**The task:**
Leave the pictures out and quote only the lines from the one with "Convert this document image to plain text." down to the end of the listing below.

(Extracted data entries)

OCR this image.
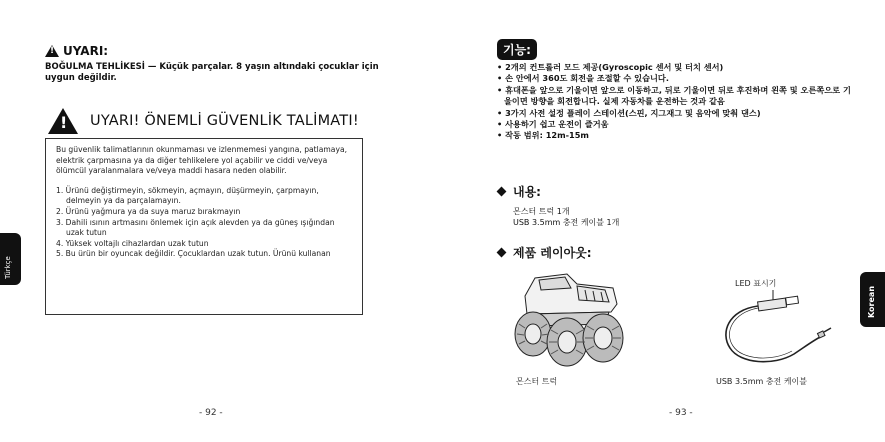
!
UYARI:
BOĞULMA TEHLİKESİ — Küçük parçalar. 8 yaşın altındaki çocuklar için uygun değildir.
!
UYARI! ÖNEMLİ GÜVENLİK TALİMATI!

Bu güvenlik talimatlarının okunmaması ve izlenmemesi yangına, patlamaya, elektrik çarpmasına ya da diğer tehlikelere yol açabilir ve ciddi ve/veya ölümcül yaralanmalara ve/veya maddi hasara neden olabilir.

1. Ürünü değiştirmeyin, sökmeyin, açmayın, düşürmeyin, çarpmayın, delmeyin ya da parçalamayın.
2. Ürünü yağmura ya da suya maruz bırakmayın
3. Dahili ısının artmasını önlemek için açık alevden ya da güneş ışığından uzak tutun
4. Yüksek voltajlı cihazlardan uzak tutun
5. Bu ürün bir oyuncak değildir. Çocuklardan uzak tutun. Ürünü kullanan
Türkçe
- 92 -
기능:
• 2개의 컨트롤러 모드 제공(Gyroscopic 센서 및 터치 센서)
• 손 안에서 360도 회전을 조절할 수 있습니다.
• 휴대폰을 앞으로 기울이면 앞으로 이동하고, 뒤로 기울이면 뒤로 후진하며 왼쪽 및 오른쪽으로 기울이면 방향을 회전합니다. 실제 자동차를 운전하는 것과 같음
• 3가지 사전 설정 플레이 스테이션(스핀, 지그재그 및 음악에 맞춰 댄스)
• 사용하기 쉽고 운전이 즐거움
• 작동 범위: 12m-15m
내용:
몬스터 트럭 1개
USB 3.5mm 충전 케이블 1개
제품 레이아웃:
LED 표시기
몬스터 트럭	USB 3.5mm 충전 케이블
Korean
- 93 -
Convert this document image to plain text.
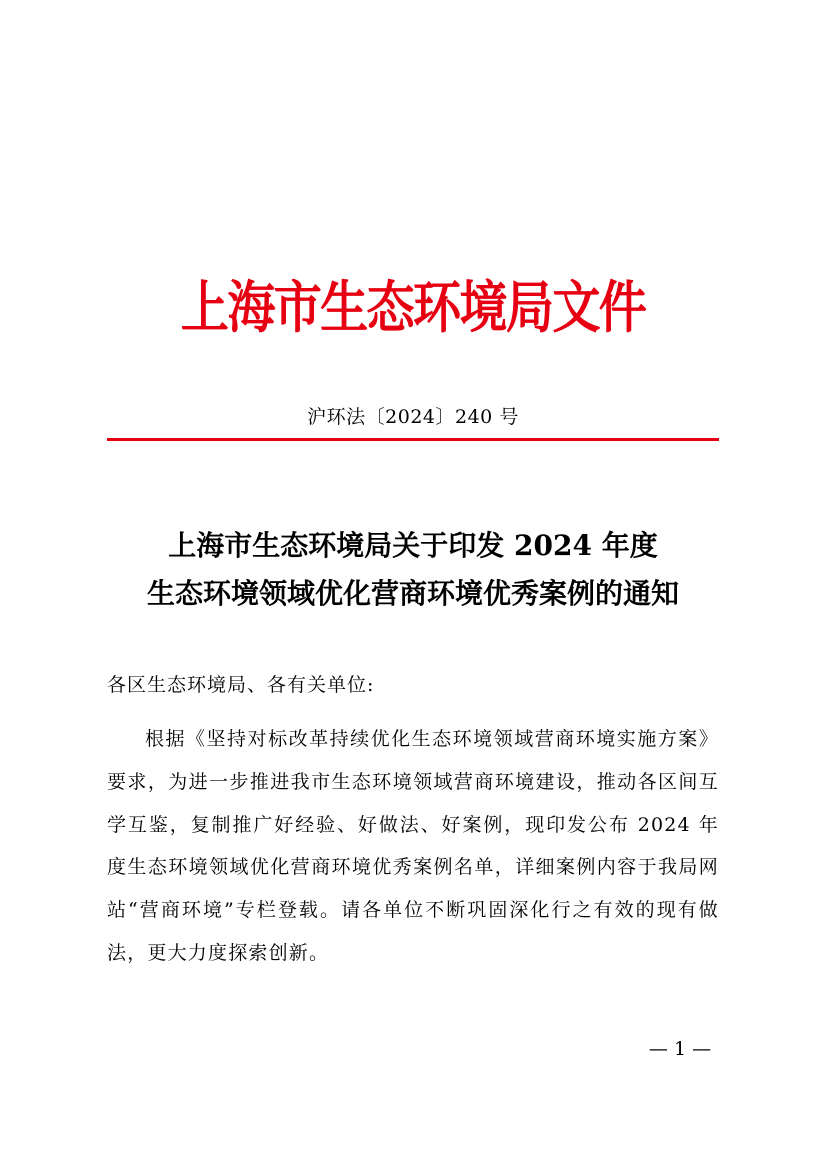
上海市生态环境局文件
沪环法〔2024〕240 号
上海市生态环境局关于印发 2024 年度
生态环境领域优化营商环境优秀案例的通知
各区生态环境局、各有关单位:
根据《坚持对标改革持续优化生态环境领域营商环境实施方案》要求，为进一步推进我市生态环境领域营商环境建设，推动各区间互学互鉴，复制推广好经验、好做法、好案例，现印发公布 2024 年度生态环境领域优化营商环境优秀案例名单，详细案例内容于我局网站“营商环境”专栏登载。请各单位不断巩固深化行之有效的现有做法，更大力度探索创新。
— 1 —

**Solution:**
Convert this document image to plain text.
上海市生态环境局文件
沪环法〔2024〕240 号
上海市生态环境局关于印发 2024 年度
生态环境领域优化营商环境优秀案例的通知
各区生态环境局、各有关单位:
根据《坚持对标改革持续优化生态环境领域营商环境实施方案》要求，为进一步推进我市生态环境领域营商环境建设，推动各区间互学互鉴，复制推广好经验、好做法、好案例，现印发公布 2024 年度生态环境领域优化营商环境优秀案例名单，详细案例内容于我局网站“营商环境”专栏登载。请各单位不断巩固深化行之有效的现有做法，更大力度探索创新。
— 1 —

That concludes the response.